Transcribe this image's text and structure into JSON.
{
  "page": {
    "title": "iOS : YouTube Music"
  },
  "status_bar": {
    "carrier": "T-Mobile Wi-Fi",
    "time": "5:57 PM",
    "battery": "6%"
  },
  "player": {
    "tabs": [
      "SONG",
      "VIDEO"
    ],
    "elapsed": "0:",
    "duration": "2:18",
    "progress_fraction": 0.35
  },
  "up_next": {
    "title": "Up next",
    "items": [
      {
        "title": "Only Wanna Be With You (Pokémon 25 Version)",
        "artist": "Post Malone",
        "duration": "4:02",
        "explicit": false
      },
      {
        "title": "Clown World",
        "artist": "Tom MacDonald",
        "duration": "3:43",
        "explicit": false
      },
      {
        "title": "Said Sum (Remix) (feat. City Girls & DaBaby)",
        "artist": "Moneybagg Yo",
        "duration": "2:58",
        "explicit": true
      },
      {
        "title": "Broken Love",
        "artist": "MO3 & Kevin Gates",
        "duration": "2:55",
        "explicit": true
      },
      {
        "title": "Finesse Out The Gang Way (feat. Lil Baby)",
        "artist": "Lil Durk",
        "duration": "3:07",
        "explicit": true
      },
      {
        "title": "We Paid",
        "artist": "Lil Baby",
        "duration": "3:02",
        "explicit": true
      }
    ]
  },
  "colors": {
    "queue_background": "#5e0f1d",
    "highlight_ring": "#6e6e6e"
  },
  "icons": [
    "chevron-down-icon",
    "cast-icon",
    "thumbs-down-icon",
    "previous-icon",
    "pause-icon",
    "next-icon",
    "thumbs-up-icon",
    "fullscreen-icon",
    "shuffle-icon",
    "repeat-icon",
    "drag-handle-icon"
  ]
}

Written exercise> Hand back the material above in full, exactly as written.

Answer for this exercise>
Transcribe this image's text and structure into JSON.
{
  "page": {
    "title": "iOS : YouTube Music"
  },
  "status_bar": {
    "carrier": "T-Mobile Wi-Fi",
    "time": "5:57 PM",
    "battery": "6%"
  },
  "player": {
    "tabs": [
      "SONG",
      "VIDEO"
    ],
    "elapsed": "0:",
    "duration": "2:18",
    "progress_fraction": 0.35
  },
  "up_next": {
    "title": "Up next",
    "items": [
      {
        "title": "Only Wanna Be With You (Pokémon 25 Version)",
        "artist": "Post Malone",
        "duration": "4:02",
        "explicit": false
      },
      {
        "title": "Clown World",
        "artist": "Tom MacDonald",
        "duration": "3:43",
        "explicit": false
      },
      {
        "title": "Said Sum (Remix) (feat. City Girls & DaBaby)",
        "artist": "Moneybagg Yo",
        "duration": "2:58",
        "explicit": true
      },
      {
        "title": "Broken Love",
        "artist": "MO3 & Kevin Gates",
        "duration": "2:55",
        "explicit": true
      },
      {
        "title": "Finesse Out The Gang Way (feat. Lil Baby)",
        "artist": "Lil Durk",
        "duration": "3:07",
        "explicit": true
      },
      {
        "title": "We Paid",
        "artist": "Lil Baby",
        "duration": "3:02",
        "explicit": true
      }
    ]
  },
  "colors": {
    "queue_background": "#5e0f1d",
    "highlight_ring": "#6e6e6e"
  },
  "icons": [
    "chevron-down-icon",
    "cast-icon",
    "thumbs-down-icon",
    "previous-icon",
    "pause-icon",
    "next-icon",
    "thumbs-up-icon",
    "fullscreen-icon",
    "shuffle-icon",
    "repeat-icon",
    "drag-handle-icon"
  ]
}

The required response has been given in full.